(Extracted data entries)
* * *
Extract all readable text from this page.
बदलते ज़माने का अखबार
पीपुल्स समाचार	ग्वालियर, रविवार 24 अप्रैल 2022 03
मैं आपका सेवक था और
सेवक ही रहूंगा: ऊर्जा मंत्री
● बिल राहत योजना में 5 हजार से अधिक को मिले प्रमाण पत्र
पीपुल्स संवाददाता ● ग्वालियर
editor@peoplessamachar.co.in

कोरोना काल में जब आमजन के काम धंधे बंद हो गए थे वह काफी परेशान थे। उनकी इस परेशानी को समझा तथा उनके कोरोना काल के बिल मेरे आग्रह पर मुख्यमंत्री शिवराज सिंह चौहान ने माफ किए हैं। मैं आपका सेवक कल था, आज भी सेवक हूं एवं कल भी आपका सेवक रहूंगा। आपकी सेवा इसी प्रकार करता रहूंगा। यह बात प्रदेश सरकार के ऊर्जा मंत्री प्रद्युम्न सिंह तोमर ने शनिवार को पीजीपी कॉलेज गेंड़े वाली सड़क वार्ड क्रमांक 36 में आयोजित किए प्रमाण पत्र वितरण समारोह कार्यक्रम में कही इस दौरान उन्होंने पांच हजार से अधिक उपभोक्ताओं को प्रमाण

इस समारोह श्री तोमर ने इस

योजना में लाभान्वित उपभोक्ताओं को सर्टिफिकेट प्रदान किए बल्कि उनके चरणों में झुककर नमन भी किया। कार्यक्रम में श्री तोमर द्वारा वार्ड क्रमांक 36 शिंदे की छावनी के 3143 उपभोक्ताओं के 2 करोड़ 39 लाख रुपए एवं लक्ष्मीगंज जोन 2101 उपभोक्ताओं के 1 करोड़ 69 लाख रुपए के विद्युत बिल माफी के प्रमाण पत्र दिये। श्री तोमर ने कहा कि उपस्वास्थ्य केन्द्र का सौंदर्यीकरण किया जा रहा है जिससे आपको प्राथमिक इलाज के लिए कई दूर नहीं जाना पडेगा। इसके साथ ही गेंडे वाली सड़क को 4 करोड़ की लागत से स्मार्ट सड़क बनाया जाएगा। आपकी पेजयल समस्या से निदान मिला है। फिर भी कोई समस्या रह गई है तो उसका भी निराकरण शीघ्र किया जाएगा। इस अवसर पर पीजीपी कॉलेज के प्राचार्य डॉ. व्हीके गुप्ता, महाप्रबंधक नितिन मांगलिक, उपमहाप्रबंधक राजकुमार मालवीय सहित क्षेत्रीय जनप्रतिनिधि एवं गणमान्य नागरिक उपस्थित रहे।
* * *
_EXERCISE TASK_. Every entry should be printed again exactly as written.

_COMPLETE OUTPUT_.
Extract all readable text from this page.
बदलते ज़माने का अखबार
पीपुल्स समाचार	ग्वालियर, रविवार 24 अप्रैल 2022 03
मैं आपका सेवक था और
सेवक ही रहूंगा: ऊर्जा मंत्री
● बिल राहत योजना में 5 हजार से अधिक को मिले प्रमाण पत्र
पीपुल्स संवाददाता ● ग्वालियर
editor@peoplessamachar.co.in

कोरोना काल में जब आमजन के काम धंधे बंद हो गए थे वह काफी परेशान थे। उनकी इस परेशानी को समझा तथा उनके कोरोना काल के बिल मेरे आग्रह पर मुख्यमंत्री शिवराज सिंह चौहान ने माफ किए हैं। मैं आपका सेवक कल था, आज भी सेवक हूं एवं कल भी आपका सेवक रहूंगा। आपकी सेवा इसी प्रकार करता रहूंगा। यह बात प्रदेश सरकार के ऊर्जा मंत्री प्रद्युम्न सिंह तोमर ने शनिवार को पीजीपी कॉलेज गेंड़े वाली सड़क वार्ड क्रमांक 36 में आयोजित किए प्रमाण पत्र वितरण समारोह कार्यक्रम में कही इस दौरान उन्होंने पांच हजार से अधिक उपभोक्ताओं को प्रमाण

इस समारोह श्री तोमर ने इस

योजना में लाभान्वित उपभोक्ताओं को सर्टिफिकेट प्रदान किए बल्कि उनके चरणों में झुककर नमन भी किया। कार्यक्रम में श्री तोमर द्वारा वार्ड क्रमांक 36 शिंदे की छावनी के 3143 उपभोक्ताओं के 2 करोड़ 39 लाख रुपए एवं लक्ष्मीगंज जोन 2101 उपभोक्ताओं के 1 करोड़ 69 लाख रुपए के विद्युत बिल माफी के प्रमाण पत्र दिये। श्री तोमर ने कहा कि उपस्वास्थ्य केन्द्र का सौंदर्यीकरण किया जा रहा है जिससे आपको प्राथमिक इलाज के लिए कई दूर नहीं जाना पडेगा। इसके साथ ही गेंडे वाली सड़क को 4 करोड़ की लागत से स्मार्ट सड़क बनाया जाएगा। आपकी पेजयल समस्या से निदान मिला है। फिर भी कोई समस्या रह गई है तो उसका भी निराकरण शीघ्र किया जाएगा। इस अवसर पर पीजीपी कॉलेज के प्राचार्य डॉ. व्हीके गुप्ता, महाप्रबंधक नितिन मांगलिक, उपमहाप्रबंधक राजकुमार मालवीय सहित क्षेत्रीय जनप्रतिनिधि एवं गणमान्य नागरिक उपस्थित रहे।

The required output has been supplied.